[Start of section]
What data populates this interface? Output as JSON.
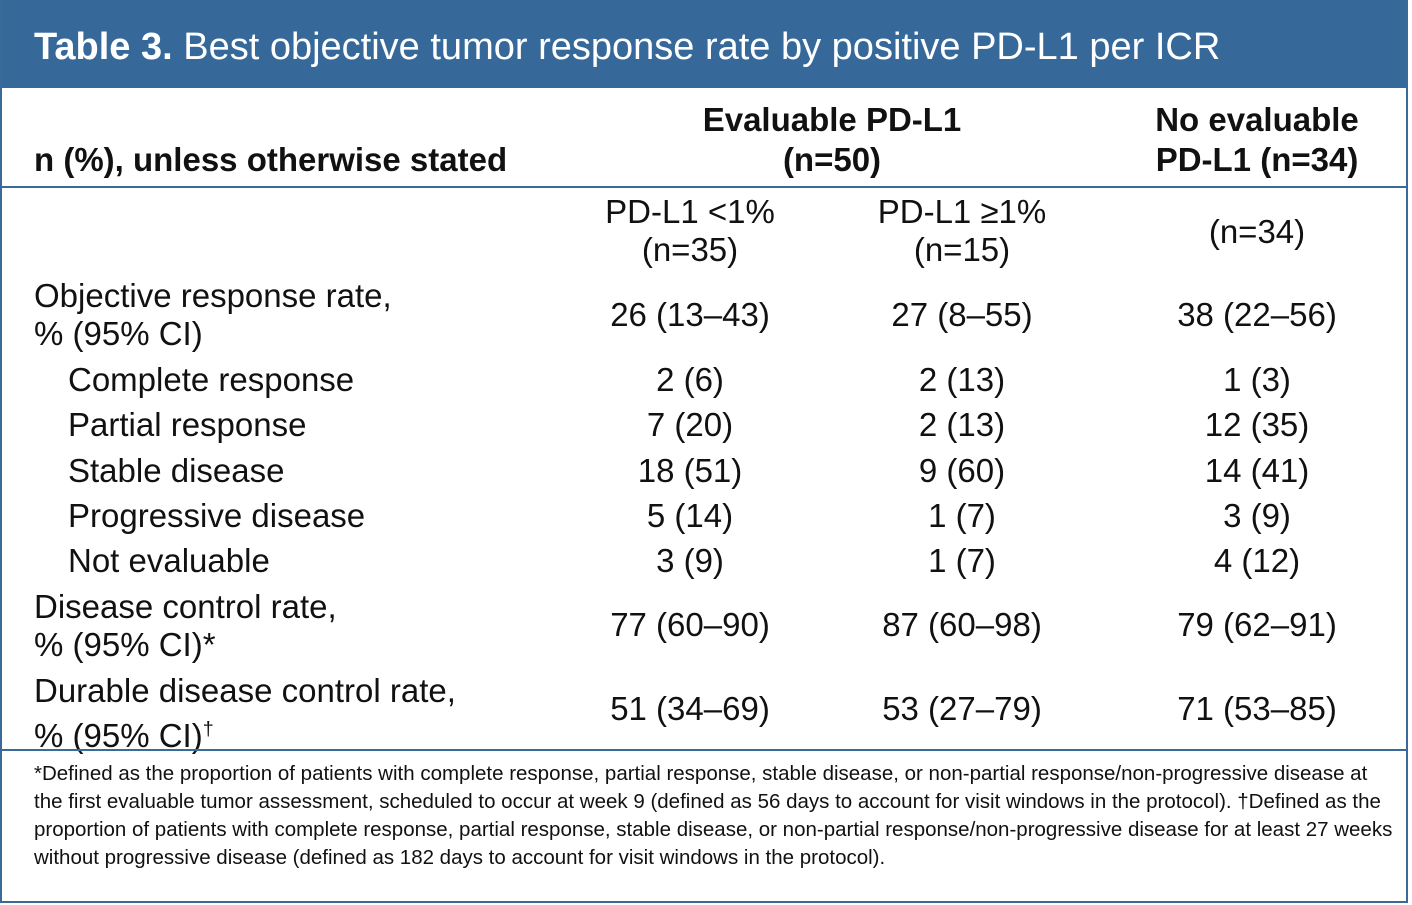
{
  "title": {
    "label": "Table 3.",
    "text": " Best objective tumor response rate by positive PD-L1 per ICR"
  },
  "header": {
    "row_label": "n (%), unless otherwise stated",
    "group1_line1": "Evaluable PD-L1",
    "group1_line2": "(n=50)",
    "group2_line1": "No evaluable",
    "group2_line2": "PD-L1 (n=34)"
  },
  "subheader": {
    "col1_line1": "PD-L1 <1%",
    "col1_line2": "(n=35)",
    "col2_line1": "PD-L1 ≥1%",
    "col2_line2": "(n=15)",
    "col3": "(n=34)"
  },
  "rows": [
    {
      "label_line1": "Objective response rate,",
      "label_line2": "% (95% CI)",
      "c1": "26 (13–43)",
      "c2": "27 (8–55)",
      "c3": "38 (22–56)"
    },
    {
      "label": "Complete response",
      "c1": "2 (6)",
      "c2": "2 (13)",
      "c3": "1 (3)"
    },
    {
      "label": "Partial response",
      "c1": "7 (20)",
      "c2": "2 (13)",
      "c3": "12 (35)"
    },
    {
      "label": "Stable disease",
      "c1": "18 (51)",
      "c2": "9 (60)",
      "c3": "14 (41)"
    },
    {
      "label": "Progressive disease",
      "c1": "5 (14)",
      "c2": "1 (7)",
      "c3": "3 (9)"
    },
    {
      "label": "Not evaluable",
      "c1": "3 (9)",
      "c2": "1 (7)",
      "c3": "4 (12)"
    },
    {
      "label_line1": "Disease control rate,",
      "label_line2": "% (95% CI)",
      "mark": "*",
      "c1": "77 (60–90)",
      "c2": "87 (60–98)",
      "c3": "79 (62–91)"
    },
    {
      "label_line1": "Durable disease control rate,",
      "label_line2": "% (95% CI)",
      "mark": "†",
      "c1": "51 (34–69)",
      "c2": "53 (27–79)",
      "c3": "71 (53–85)"
    }
  ],
  "footnote": "*Defined as the proportion of patients with complete response, partial response, stable disease, or non-partial response/non-progressive disease at the first evaluable tumor assessment, scheduled to occur at week 9 (defined as 56 days to account for visit windows in the protocol). †Defined as the proportion of patients with complete response, partial response, stable disease, or non-partial response/non-progressive disease for at least 27 weeks without progressive disease (defined as 182 days to account for visit windows in the protocol)."
}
[End of section]
* **YOUR ASSIGNMENT**
Taking each record in turn, retype it exactly and drop any picture.

* **OUTPUT BELOW**
What data populates this interface? Output as JSON.
{
  "title": {
    "label": "Table 3.",
    "text": " Best objective tumor response rate by positive PD-L1 per ICR"
  },
  "header": {
    "row_label": "n (%), unless otherwise stated",
    "group1_line1": "Evaluable PD-L1",
    "group1_line2": "(n=50)",
    "group2_line1": "No evaluable",
    "group2_line2": "PD-L1 (n=34)"
  },
  "subheader": {
    "col1_line1": "PD-L1 <1%",
    "col1_line2": "(n=35)",
    "col2_line1": "PD-L1 ≥1%",
    "col2_line2": "(n=15)",
    "col3": "(n=34)"
  },
  "rows": [
    {
      "label_line1": "Objective response rate,",
      "label_line2": "% (95% CI)",
      "c1": "26 (13–43)",
      "c2": "27 (8–55)",
      "c3": "38 (22–56)"
    },
    {
      "label": "Complete response",
      "c1": "2 (6)",
      "c2": "2 (13)",
      "c3": "1 (3)"
    },
    {
      "label": "Partial response",
      "c1": "7 (20)",
      "c2": "2 (13)",
      "c3": "12 (35)"
    },
    {
      "label": "Stable disease",
      "c1": "18 (51)",
      "c2": "9 (60)",
      "c3": "14 (41)"
    },
    {
      "label": "Progressive disease",
      "c1": "5 (14)",
      "c2": "1 (7)",
      "c3": "3 (9)"
    },
    {
      "label": "Not evaluable",
      "c1": "3 (9)",
      "c2": "1 (7)",
      "c3": "4 (12)"
    },
    {
      "label_line1": "Disease control rate,",
      "label_line2": "% (95% CI)",
      "mark": "*",
      "c1": "77 (60–90)",
      "c2": "87 (60–98)",
      "c3": "79 (62–91)"
    },
    {
      "label_line1": "Durable disease control rate,",
      "label_line2": "% (95% CI)",
      "mark": "†",
      "c1": "51 (34–69)",
      "c2": "53 (27–79)",
      "c3": "71 (53–85)"
    }
  ],
  "footnote": "*Defined as the proportion of patients with complete response, partial response, stable disease, or non-partial response/non-progressive disease at the first evaluable tumor assessment, scheduled to occur at week 9 (defined as 56 days to account for visit windows in the protocol). †Defined as the proportion of patients with complete response, partial response, stable disease, or non-partial response/non-progressive disease for at least 27 weeks without progressive disease (defined as 182 days to account for visit windows in the protocol)."
}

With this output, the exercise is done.